#### Directions:
The only acceptable output is every entry, printed exactly.

#### Input records:
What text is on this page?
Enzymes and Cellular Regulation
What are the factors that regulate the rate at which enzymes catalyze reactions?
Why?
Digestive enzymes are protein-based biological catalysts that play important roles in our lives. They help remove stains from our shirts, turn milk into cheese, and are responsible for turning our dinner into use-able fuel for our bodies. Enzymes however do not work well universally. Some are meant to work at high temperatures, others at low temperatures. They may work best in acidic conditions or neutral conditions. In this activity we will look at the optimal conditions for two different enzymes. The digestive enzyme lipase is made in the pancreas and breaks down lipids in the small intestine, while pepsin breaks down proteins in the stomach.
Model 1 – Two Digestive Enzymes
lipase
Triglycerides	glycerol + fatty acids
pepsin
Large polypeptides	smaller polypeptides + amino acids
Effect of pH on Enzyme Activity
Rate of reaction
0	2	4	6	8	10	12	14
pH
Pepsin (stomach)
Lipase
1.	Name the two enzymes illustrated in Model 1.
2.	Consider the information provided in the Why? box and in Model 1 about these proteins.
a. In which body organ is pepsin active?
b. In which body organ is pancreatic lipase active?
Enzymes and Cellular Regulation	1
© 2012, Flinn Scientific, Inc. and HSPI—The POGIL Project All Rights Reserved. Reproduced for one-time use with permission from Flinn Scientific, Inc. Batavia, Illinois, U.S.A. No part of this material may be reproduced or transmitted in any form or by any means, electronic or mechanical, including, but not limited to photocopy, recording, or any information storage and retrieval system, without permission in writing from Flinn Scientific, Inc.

#### Expected answer:
What text is on this page?
Enzymes and Cellular Regulation
What are the factors that regulate the rate at which enzymes catalyze reactions?
Why?
Digestive enzymes are protein-based biological catalysts that play important roles in our lives. They help remove stains from our shirts, turn milk into cheese, and are responsible for turning our dinner into use-able fuel for our bodies. Enzymes however do not work well universally. Some are meant to work at high temperatures, others at low temperatures. They may work best in acidic conditions or neutral conditions. In this activity we will look at the optimal conditions for two different enzymes. The digestive enzyme lipase is made in the pancreas and breaks down lipids in the small intestine, while pepsin breaks down proteins in the stomach.
Model 1 – Two Digestive Enzymes
lipase
Triglycerides	glycerol + fatty acids
pepsin
Large polypeptides	smaller polypeptides + amino acids
Effect of pH on Enzyme Activity
Rate of reaction
0	2	4	6	8	10	12	14
pH
Pepsin (stomach)
Lipase
1.	Name the two enzymes illustrated in Model 1.
2.	Consider the information provided in the Why? box and in Model 1 about these proteins.
a. In which body organ is pepsin active?
b. In which body organ is pancreatic lipase active?
Enzymes and Cellular Regulation	1
© 2012, Flinn Scientific, Inc. and HSPI—The POGIL Project All Rights Reserved. Reproduced for one-time use with permission from Flinn Scientific, Inc. Batavia, Illinois, U.S.A. No part of this material may be reproduced or transmitted in any form or by any means, electronic or mechanical, including, but not limited to photocopy, recording, or any information storage and retrieval system, without permission in writing from Flinn Scientific, Inc.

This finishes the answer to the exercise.